◆ **Aim 1**: Reproduce the records exactly, from the line containing "215, 318, 243]" up to and including the line containing "138, 404, 164]".
++++ Excerpted text ++++
It's hard to believe that the infamous radio-escapade to Baghdad's Green Zone was only last July. Seems like a million years ago.

If that isn't enough to tickle the funny bone, you can always cue up this oldy-but-goody from March 16, 2003:

MR. RUSSERT: The army's top general said that we would have to have several hundred thousand troops there for several years in order to maintain stability.

VICE PRES. CHENEY: I disagree. To suggest that we need several hundred thousand troops there after military operations cease, after the conflict ends, I don't think is accurate. I think that's an overstatement.

Bwwaaaaaaahhhhhhhh!!!!!

Meanwhile on Fox's Beltway Boys, Mort and Fred were left whining today that Democrats "want to see us fail in Iraq."

Now, if your occupation is going swimmingly, my bet is you aren't going to be making statements like that. So that probably tells you all you need to know about our "success" in Iraq. And as the condition deteriorates there, we can expect the "blame the left" chorus to elevate.

Then again, for some people, the mosque bombing and subsequent rioting and assassinations last week actually indicate Bush's strategery is working.

Brave New Year

It wasn't long ago that the media was pronouncing Bush's bad 2005 a thing of the past and prognosticating a brighter year in 2006.

So how's that working out?

And, geez, I know it's NewsMax and Dick Morris, but good gosh, man:

Katrina has the capacity to shape the second Bush term in the same way Sept. 11 shaped his first term — not only in rebuilding New Orleans but in taking preventative steps around the nation to bolster our defenses against natural and manmade disasters and terror strikes. Responding to disasters is a source of presidential strength and popularity, and Bush is about to show how it is done.

Update: Wouldn't you know it? The Carpetbagger was thinking just like me:

Never fear, the Bush gang said, 2006 is when everything gets back on track.

Two months in, how's that working out for the White House?

In lieu of the near identical language, I should like to point out, however, that my post came up Yesterday (02/25), and the Carpetbagger's on 02/26. True, he or she at Carpetbaggerreport writes better than me and does better research, but I still think this near simultaneous blog posting, using almost identical language, is a perfect excuse to call for another Blogger Ethics Panel.

I'm Special

You can be, too. Stop by Ciro Rodriguez's place and a drop a dollar or two in the bucket.

Friday, February 24, 2006

Is the "Port Controversy" Good for Democrats?

It's hard to understand the Bush administration's tactics here, even if the substance on the ports issue is not as dire as many in the media and party leaderships are making it out to be. Of course, I didn't and have never quite understood it's motivations in going to war in Iraq so what else is new? But the administration's baffling strategery and rhetoric is threatening to split its party, endanger its media-bestowed "national security" advantage, and thereby hand desperate Democrats a gift horse in the mouth that it would do just as well not to look at. Not surprisingly, some Democrats have jumped head first into the apparent breach, hoping to gain something from the spectacle.
++++ Provided data ++++
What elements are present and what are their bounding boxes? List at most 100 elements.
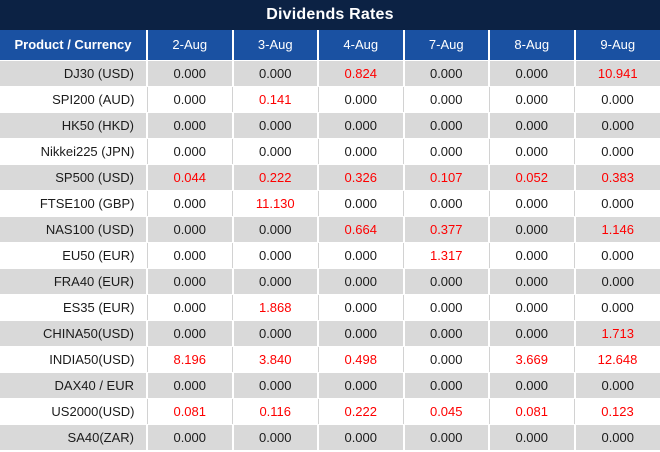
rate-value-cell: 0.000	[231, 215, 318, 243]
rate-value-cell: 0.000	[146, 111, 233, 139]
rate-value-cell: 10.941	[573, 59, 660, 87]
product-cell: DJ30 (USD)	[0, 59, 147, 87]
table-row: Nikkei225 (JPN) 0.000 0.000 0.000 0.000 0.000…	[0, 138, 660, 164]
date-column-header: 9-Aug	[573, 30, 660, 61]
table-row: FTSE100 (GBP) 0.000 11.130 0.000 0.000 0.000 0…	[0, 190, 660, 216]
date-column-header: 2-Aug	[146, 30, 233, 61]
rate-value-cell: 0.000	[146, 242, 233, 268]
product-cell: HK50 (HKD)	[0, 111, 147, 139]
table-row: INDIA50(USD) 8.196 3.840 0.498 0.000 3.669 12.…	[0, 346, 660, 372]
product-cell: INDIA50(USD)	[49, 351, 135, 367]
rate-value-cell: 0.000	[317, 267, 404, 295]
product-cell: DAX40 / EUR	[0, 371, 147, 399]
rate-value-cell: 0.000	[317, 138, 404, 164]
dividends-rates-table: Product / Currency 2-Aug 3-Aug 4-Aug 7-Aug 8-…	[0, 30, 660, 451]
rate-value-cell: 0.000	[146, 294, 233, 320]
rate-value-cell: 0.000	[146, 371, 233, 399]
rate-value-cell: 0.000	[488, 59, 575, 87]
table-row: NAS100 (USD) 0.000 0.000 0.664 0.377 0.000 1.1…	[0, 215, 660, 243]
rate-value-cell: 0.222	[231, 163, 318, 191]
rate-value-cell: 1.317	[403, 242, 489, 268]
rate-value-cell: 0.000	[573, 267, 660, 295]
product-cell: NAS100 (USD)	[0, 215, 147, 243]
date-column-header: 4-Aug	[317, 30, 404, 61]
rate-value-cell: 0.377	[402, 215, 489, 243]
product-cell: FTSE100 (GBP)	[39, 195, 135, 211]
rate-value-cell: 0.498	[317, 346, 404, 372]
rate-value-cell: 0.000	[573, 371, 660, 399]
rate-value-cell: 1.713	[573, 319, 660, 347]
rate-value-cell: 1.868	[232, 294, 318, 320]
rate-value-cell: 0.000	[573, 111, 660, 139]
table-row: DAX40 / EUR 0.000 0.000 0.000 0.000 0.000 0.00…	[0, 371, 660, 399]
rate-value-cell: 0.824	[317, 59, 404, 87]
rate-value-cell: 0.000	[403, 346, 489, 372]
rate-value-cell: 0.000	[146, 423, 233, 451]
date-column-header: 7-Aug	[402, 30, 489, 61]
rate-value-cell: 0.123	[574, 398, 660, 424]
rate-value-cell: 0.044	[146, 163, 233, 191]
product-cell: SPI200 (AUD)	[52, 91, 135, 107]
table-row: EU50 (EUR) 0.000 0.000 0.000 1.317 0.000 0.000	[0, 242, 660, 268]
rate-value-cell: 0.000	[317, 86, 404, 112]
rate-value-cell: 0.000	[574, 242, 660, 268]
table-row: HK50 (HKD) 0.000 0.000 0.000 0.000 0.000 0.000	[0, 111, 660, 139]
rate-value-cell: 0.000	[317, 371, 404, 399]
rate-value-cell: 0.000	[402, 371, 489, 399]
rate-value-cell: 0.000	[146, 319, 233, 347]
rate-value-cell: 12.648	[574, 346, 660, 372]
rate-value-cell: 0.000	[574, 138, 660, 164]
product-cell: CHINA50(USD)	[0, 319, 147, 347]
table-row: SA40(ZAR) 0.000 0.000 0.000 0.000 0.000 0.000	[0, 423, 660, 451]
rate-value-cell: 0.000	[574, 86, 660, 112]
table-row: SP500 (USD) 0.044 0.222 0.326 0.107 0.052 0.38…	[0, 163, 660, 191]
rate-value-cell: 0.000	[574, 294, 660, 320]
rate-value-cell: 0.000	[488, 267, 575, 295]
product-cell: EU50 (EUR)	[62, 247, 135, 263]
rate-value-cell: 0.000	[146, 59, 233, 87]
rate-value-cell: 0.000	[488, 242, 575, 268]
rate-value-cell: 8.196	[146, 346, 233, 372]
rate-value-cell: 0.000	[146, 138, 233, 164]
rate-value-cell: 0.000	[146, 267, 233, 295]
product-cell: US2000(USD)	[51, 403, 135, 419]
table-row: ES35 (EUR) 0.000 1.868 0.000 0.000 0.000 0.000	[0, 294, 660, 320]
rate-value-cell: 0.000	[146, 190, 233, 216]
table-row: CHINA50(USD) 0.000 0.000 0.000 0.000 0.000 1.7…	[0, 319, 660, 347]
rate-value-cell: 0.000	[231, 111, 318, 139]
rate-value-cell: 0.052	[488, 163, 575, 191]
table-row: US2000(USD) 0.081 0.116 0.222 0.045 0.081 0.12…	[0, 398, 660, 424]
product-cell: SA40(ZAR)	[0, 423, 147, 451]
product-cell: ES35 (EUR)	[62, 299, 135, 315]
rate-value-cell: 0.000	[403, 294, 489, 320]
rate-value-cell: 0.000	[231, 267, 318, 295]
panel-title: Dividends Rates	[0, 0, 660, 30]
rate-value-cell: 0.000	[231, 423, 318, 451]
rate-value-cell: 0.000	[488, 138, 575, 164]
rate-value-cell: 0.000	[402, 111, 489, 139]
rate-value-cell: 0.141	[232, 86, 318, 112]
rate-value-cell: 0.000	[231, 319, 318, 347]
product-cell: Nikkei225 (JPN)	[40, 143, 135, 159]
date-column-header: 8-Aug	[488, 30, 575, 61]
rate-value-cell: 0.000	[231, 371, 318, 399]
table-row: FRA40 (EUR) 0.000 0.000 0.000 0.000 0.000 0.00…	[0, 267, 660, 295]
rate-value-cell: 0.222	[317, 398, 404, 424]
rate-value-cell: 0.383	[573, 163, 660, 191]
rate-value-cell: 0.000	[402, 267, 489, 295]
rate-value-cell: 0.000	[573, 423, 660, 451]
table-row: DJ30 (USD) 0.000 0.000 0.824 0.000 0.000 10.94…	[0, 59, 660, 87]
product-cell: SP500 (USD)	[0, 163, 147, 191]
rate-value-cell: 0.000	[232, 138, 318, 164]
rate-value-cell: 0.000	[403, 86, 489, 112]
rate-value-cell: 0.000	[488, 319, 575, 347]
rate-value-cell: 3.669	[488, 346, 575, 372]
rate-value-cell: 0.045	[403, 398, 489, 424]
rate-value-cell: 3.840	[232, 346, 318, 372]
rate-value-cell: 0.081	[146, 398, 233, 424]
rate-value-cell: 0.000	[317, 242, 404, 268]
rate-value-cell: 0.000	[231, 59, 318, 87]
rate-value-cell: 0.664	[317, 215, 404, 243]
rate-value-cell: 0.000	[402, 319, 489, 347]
++++
++++ Provided data ++++
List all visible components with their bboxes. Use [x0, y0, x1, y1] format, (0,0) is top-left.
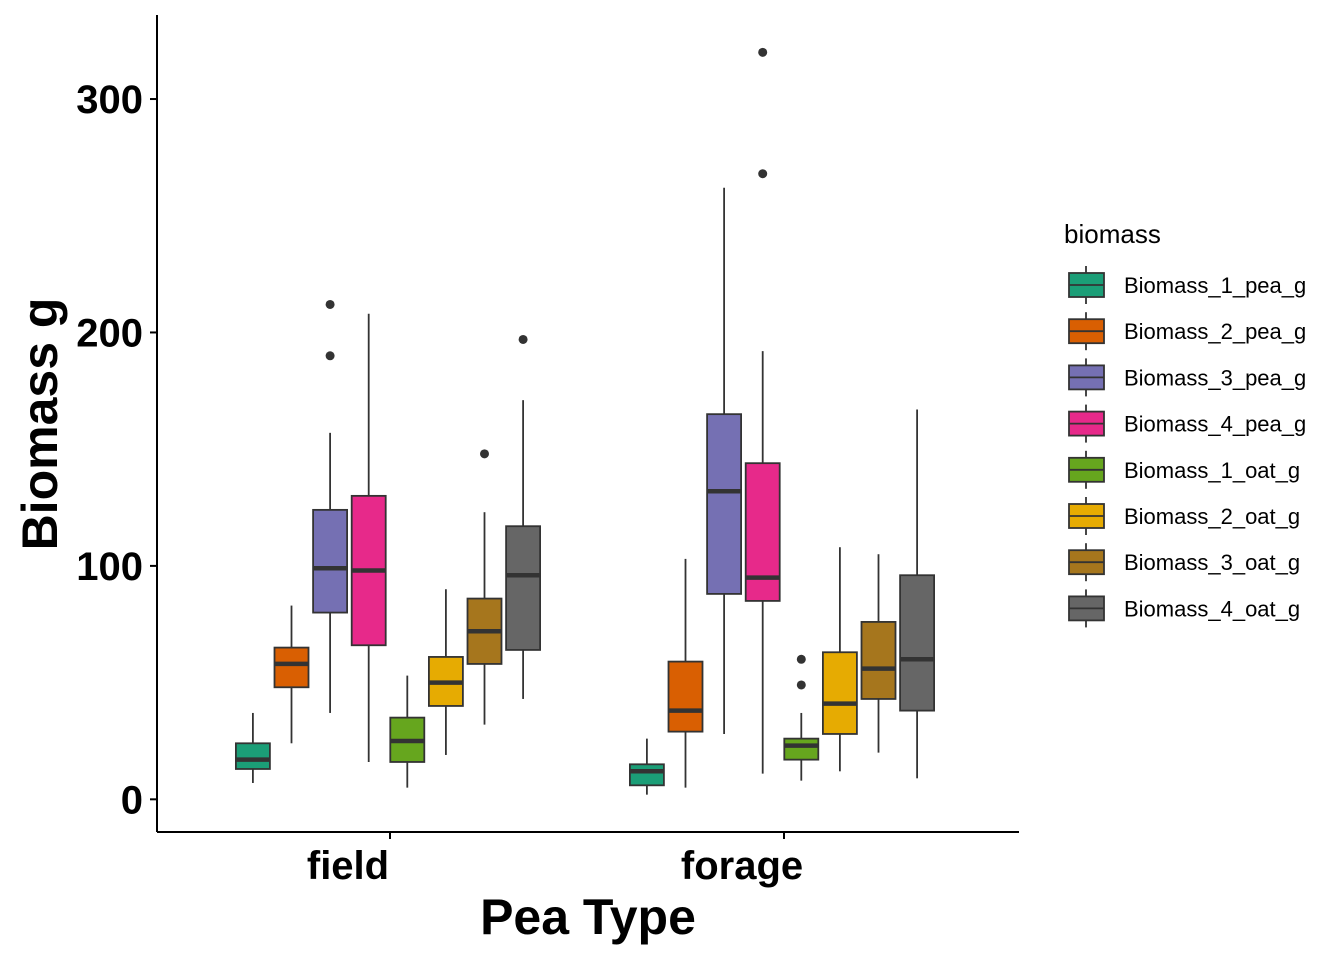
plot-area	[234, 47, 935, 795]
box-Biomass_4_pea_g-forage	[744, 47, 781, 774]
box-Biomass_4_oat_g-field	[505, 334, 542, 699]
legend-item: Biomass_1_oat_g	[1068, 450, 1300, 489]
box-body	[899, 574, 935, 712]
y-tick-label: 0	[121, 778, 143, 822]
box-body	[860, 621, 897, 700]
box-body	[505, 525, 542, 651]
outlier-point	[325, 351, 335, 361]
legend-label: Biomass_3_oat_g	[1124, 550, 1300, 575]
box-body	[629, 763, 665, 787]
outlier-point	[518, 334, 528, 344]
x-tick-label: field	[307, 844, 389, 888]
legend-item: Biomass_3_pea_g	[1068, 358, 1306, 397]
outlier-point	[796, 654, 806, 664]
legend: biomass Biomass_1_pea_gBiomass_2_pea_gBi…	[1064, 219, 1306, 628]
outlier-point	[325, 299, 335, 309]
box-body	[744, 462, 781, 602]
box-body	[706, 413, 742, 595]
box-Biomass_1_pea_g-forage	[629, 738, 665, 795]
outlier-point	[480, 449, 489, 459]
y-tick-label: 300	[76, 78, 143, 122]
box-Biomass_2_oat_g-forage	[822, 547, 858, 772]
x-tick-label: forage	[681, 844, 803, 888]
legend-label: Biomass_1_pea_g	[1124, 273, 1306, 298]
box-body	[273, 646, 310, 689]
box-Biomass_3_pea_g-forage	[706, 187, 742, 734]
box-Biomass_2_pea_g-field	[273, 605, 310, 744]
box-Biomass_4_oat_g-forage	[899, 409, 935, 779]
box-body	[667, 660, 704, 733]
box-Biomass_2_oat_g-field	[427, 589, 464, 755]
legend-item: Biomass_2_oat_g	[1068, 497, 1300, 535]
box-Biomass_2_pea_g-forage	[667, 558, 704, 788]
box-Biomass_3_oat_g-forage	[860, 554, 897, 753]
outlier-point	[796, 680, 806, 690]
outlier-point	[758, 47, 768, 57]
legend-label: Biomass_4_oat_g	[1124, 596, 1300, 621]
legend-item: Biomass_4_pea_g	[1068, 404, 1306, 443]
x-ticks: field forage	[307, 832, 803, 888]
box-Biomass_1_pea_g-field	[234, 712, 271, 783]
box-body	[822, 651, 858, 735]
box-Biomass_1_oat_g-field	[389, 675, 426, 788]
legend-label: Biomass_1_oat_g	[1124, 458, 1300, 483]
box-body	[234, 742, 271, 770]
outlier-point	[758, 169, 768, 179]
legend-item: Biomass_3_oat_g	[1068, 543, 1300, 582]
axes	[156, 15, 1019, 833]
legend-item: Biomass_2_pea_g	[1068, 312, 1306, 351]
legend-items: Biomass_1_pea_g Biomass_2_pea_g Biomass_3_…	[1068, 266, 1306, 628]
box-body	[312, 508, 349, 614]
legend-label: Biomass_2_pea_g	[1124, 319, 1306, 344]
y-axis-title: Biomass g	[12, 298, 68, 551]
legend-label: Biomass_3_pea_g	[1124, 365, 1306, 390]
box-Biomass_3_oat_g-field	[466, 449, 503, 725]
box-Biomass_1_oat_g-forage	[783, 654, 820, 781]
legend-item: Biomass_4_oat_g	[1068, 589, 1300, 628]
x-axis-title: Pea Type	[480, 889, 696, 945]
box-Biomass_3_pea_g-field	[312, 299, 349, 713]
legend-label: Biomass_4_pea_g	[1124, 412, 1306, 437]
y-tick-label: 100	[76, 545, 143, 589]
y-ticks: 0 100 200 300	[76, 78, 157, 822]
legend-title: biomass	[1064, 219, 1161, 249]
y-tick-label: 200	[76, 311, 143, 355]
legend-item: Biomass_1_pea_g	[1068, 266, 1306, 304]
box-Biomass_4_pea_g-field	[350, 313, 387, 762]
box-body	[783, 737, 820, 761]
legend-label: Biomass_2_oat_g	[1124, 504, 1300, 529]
++++
◆ **Aim 2**: Write out the blog post exactly, from "Katrina has the" up to and including "it is done.".

◆ **Correct output 1**:
rate-value-cell: 0.000	[231, 215, 318, 243]
rate-value-cell: 0.000	[146, 111, 233, 139]
rate-value-cell: 10.941	[573, 59, 660, 87]
product-cell: DJ30 (USD)	[0, 59, 147, 87]
table-row: Nikkei225 (JPN) 0.000 0.000 0.000 0.000 0.000…	[0, 138, 660, 164]
date-column-header: 9-Aug	[573, 30, 660, 61]
table-row: FTSE100 (GBP) 0.000 11.130 0.000 0.000 0.000 0…	[0, 190, 660, 216]
date-column-header: 2-Aug	[146, 30, 233, 61]
rate-value-cell: 0.000	[146, 242, 233, 268]
product-cell: HK50 (HKD)	[0, 111, 147, 139]
table-row: INDIA50(USD) 8.196 3.840 0.498 0.000 3.669 12.…	[0, 346, 660, 372]
product-cell: INDIA50(USD)	[49, 351, 135, 367]
rate-value-cell: 0.000	[317, 267, 404, 295]
product-cell: DAX40 / EUR	[0, 371, 147, 399]
rate-value-cell: 0.000	[317, 138, 404, 164]

◆ **Correct output 2**:
Katrina has the capacity to shape the second Bush term in the same way Sept. 11 shaped his first term — not only in rebuilding New Orleans but in taking preventative steps around the nation to bolster our defenses against natural and manmade disasters and terror strikes. Responding to disasters is a source of presidential strength and popularity, and Bush is about to show how it is done.